:: What the task requires ::
Search the material for the word "无名文件" and copy each line that holds it.

^^^^^^^^^^^^^^^^

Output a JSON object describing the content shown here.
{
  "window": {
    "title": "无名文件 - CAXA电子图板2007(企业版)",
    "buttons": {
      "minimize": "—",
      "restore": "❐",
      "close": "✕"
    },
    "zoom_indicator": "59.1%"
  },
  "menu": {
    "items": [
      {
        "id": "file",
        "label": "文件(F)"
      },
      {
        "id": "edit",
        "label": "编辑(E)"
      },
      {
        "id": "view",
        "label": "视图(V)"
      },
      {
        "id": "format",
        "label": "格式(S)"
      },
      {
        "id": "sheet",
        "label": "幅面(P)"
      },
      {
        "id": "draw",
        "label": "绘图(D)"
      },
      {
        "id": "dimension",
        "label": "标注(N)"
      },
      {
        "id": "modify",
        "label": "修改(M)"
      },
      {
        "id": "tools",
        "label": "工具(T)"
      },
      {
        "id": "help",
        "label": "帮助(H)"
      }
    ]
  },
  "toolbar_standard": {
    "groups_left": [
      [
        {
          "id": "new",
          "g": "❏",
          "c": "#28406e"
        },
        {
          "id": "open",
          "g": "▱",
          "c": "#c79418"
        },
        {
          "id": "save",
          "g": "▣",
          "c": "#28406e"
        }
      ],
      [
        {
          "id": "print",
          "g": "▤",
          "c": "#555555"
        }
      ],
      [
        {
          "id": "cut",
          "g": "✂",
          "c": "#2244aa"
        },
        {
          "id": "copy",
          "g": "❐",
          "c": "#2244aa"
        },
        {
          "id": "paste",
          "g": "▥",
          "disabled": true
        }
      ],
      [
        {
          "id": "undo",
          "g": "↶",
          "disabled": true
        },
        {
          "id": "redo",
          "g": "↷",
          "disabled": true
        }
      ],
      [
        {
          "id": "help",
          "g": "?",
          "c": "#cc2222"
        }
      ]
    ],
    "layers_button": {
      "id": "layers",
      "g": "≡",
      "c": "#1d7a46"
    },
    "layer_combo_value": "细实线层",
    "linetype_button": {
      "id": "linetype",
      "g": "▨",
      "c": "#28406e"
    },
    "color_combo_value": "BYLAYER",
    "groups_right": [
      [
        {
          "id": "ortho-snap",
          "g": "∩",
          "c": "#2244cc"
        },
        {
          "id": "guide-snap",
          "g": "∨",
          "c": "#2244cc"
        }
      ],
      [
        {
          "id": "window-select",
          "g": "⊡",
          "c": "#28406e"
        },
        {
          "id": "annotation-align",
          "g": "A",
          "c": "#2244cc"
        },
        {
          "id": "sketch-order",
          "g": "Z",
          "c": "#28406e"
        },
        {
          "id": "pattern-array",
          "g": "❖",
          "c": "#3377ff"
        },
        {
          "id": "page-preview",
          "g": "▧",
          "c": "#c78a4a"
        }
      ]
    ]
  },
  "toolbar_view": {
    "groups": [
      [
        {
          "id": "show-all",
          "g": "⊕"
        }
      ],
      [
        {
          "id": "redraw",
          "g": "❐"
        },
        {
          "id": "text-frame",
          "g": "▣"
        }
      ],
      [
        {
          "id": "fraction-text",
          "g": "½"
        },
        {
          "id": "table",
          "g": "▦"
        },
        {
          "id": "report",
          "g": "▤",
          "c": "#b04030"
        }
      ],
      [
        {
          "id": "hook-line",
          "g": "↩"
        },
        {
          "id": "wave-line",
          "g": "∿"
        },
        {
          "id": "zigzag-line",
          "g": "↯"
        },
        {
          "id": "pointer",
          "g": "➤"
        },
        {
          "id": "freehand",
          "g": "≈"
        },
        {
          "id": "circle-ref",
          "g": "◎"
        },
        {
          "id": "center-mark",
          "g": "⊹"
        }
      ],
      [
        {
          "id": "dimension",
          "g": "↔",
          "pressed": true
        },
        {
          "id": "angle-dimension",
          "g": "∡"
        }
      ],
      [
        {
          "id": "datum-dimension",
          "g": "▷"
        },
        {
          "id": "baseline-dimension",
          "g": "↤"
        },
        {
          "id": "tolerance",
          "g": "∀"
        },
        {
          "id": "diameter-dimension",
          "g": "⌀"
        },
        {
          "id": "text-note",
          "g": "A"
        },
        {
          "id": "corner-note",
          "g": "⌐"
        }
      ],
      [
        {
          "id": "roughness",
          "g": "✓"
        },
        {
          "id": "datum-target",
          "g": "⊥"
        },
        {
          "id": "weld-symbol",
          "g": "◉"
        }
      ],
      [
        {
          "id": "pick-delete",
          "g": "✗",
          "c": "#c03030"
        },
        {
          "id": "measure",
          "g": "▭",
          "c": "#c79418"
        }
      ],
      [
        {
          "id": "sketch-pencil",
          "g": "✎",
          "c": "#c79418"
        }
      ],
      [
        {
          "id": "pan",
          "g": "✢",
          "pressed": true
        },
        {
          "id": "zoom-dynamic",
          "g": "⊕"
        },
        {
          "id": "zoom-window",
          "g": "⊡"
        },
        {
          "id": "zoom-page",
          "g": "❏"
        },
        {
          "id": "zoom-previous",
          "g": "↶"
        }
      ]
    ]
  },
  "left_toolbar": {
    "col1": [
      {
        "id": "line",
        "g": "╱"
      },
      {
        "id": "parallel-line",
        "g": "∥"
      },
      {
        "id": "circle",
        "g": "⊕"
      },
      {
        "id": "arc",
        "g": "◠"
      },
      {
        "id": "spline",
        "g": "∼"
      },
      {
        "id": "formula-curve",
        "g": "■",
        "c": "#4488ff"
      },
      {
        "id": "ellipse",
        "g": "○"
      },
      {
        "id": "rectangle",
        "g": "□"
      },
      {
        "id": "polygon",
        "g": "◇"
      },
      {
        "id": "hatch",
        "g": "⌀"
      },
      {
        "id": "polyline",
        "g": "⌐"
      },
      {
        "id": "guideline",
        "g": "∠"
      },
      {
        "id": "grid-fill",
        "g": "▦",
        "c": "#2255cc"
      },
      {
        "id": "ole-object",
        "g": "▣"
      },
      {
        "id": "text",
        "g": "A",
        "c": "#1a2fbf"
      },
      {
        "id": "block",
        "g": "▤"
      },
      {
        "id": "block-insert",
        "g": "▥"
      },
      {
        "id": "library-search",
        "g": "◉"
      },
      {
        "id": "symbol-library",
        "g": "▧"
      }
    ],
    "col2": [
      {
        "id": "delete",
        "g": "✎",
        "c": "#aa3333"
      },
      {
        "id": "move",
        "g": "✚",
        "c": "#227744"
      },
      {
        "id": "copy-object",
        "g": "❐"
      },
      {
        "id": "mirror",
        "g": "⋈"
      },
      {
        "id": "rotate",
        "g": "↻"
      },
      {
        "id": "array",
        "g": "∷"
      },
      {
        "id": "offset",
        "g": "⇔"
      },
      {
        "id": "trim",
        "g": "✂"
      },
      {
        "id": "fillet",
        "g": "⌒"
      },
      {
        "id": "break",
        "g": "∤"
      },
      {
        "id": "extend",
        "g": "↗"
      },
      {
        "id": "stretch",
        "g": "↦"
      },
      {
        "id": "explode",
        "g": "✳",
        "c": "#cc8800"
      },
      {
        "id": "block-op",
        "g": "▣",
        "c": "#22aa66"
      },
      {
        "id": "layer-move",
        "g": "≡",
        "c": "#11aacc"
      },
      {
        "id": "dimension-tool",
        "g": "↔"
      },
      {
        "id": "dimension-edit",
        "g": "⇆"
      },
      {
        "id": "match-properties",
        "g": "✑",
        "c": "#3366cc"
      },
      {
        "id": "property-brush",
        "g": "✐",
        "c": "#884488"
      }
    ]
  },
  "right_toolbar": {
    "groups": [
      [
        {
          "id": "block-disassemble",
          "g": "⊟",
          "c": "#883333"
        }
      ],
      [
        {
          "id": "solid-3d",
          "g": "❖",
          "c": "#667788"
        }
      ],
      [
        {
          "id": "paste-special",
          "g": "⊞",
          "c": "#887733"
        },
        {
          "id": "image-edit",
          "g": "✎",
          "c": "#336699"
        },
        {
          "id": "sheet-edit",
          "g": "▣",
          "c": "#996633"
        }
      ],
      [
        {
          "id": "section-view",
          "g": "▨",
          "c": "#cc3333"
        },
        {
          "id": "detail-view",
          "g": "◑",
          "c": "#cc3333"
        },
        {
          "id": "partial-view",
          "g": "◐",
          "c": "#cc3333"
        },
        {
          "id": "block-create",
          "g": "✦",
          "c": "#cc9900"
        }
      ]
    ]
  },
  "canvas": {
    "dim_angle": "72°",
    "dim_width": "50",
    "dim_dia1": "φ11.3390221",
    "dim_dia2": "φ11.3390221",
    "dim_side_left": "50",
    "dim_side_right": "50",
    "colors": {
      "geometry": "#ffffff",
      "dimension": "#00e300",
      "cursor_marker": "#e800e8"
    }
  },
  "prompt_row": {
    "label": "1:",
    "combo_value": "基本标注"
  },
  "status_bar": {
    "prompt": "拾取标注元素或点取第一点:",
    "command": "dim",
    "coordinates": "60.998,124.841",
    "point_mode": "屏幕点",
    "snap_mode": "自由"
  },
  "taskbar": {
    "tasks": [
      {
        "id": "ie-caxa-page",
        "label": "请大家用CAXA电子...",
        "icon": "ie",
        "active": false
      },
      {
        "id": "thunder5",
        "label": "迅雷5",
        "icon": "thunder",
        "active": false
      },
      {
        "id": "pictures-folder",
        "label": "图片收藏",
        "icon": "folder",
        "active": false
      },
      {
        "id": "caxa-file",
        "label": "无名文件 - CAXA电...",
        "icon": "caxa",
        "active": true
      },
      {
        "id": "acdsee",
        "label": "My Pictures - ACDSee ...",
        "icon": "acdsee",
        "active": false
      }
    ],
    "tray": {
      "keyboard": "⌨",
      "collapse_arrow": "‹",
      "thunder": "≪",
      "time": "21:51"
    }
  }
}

^^^^^^^^^^^^^^^^

:: Complete output ::
    "title": "无名文件 - CAXA电子图板2007(企业版)",
        "label": "无名文件 - CAXA电...",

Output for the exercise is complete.